- _Listed entries_:

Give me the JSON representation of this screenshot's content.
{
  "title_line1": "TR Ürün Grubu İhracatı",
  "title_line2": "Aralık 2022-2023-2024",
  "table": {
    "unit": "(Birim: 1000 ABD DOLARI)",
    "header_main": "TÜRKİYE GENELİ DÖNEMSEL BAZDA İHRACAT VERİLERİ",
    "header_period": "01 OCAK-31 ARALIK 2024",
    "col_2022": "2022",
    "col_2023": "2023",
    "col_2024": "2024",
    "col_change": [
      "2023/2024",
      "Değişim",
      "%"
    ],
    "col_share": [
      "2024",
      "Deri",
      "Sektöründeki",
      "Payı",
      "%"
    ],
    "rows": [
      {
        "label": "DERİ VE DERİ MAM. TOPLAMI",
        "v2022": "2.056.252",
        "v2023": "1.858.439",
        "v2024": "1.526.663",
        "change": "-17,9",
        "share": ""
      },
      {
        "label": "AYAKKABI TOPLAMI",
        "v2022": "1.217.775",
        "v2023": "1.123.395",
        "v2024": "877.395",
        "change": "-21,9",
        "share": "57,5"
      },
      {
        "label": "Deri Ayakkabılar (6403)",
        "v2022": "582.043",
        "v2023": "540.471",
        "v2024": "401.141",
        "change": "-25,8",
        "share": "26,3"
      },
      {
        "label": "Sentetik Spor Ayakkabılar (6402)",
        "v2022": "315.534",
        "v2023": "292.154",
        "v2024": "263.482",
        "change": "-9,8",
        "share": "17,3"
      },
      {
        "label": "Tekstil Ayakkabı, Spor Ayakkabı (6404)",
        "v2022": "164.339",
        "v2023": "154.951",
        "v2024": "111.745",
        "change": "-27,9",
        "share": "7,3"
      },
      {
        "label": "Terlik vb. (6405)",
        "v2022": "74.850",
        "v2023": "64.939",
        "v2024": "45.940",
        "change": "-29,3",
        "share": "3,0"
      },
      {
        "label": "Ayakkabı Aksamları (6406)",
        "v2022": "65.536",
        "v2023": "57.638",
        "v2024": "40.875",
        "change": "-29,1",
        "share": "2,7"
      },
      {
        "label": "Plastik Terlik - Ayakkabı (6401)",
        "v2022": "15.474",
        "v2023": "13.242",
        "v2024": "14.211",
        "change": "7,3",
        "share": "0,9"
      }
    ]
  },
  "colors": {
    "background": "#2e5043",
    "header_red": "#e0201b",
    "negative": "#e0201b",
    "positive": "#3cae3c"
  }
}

- _What to work on_: Pick out every line of the listing containing the word "TOPLAMI", and show those lines.

- _Result for this task_:
        "label": "DERİ VE DERİ MAM. TOPLAMI",
        "label": "AYAKKABI TOPLAMI",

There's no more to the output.